TASK STATEMENT: From the data that follows, copy every line holding the string "Шведы".

(Records from a dataset)
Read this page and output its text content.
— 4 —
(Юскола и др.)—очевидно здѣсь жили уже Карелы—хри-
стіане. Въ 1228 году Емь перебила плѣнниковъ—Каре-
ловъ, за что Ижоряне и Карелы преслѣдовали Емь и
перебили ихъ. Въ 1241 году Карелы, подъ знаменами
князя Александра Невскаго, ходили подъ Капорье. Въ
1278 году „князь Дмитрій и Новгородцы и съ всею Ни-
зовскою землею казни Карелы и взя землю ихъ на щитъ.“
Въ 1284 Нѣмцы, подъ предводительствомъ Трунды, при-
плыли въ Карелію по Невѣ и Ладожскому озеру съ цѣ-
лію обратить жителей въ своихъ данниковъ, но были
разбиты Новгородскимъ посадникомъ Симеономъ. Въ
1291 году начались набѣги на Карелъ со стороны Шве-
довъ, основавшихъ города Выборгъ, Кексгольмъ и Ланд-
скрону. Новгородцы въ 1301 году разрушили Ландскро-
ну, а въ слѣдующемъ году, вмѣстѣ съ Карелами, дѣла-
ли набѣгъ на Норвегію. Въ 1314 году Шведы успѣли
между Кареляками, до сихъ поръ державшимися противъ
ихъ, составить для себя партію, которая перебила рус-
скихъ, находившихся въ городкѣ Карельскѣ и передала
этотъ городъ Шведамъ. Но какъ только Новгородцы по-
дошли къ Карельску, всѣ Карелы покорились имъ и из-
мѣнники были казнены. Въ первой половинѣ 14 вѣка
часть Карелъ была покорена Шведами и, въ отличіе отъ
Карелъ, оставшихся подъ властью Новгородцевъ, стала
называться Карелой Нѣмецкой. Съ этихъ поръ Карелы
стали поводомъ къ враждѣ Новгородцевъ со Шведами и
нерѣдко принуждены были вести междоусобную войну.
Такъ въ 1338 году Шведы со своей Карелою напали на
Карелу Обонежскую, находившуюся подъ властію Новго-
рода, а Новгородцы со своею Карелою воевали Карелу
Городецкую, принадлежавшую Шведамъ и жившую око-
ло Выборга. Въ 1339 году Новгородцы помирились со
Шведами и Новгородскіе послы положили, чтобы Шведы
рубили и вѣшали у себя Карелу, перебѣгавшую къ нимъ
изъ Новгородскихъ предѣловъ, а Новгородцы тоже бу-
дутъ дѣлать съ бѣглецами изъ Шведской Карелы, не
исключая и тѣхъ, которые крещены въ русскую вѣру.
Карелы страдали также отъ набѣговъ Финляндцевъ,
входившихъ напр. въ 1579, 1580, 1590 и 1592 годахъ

CORRECT RESPONSE:
ли набѣгъ на Норвегію. Въ 1314 году Шведы успѣли
Такъ въ 1338 году Шведы со своей Карелою напали на
Шведами и Новгородскіе послы положили, чтобы Шведы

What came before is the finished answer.